Listing
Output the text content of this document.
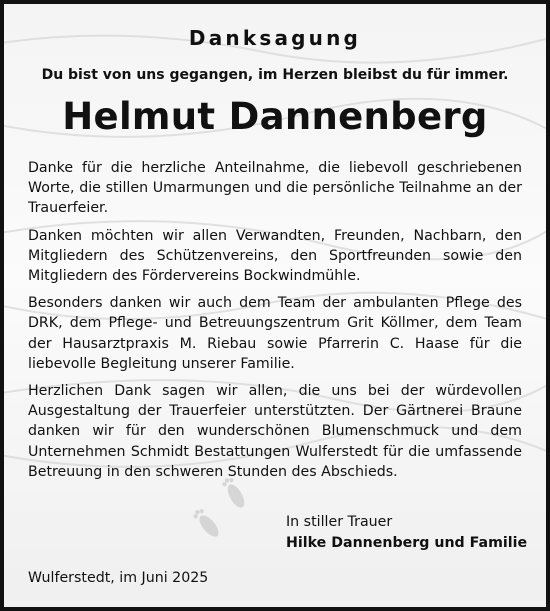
Danksagung
Du bist von uns gegangen, im Herzen bleibst du für immer.
Helmut Dannenberg

Danke für die herzliche Anteilnahme, die liebevoll geschriebenen Worte, die stillen Umarmungen und die persönliche Teilnahme an der Trauerfeier.

Danken möchten wir allen Verwandten, Freunden, Nachbarn, den Mitgliedern des Schützenvereins, den Sportfreunden sowie den Mitgliedern des Fördervereins Bockwindmühle.

Besonders danken wir auch dem Team der ambulanten Pflege des DRK, dem Pflege- und Betreuungszentrum Grit Köllmer, dem Team der Hausarztpraxis M. Riebau sowie Pfarrerin C. Haase für die liebevolle Begleitung unserer Familie.

Herzlichen Dank sagen wir allen, die uns bei der würdevollen Ausgestaltung der Trauerfeier unterstützten. Der Gärtnerei Braune danken wir für den wunderschönen Blumenschmuck und dem Unternehmen Schmidt Bestattungen Wulferstedt für die umfassende Betreuung in den schweren Stunden des Abschieds.

In stiller Trauer
Hilke Dannenberg und Familie
Wulferstedt, im Juni 2025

The problem
Copy out the data above exactly, except the pictures.

Output below
Output the text content of this document.
Danksagung
Du bist von uns gegangen, im Herzen bleibst du für immer.
Helmut Dannenberg

Danke für die herzliche Anteilnahme, die liebevoll geschriebenen Worte, die stillen Umarmungen und die persönliche Teilnahme an der Trauerfeier.

Danken möchten wir allen Verwandten, Freunden, Nachbarn, den Mitgliedern des Schützenvereins, den Sportfreunden sowie den Mitgliedern des Fördervereins Bockwindmühle.

Besonders danken wir auch dem Team der ambulanten Pflege des DRK, dem Pflege- und Betreuungszentrum Grit Köllmer, dem Team der Hausarztpraxis M. Riebau sowie Pfarrerin C. Haase für die liebevolle Begleitung unserer Familie.

Herzlichen Dank sagen wir allen, die uns bei der würdevollen Ausgestaltung der Trauerfeier unterstützten. Der Gärtnerei Braune danken wir für den wunderschönen Blumenschmuck und dem Unternehmen Schmidt Bestattungen Wulferstedt für die umfassende Betreuung in den schweren Stunden des Abschieds.

In stiller Trauer
Hilke Dannenberg und Familie
Wulferstedt, im Juni 2025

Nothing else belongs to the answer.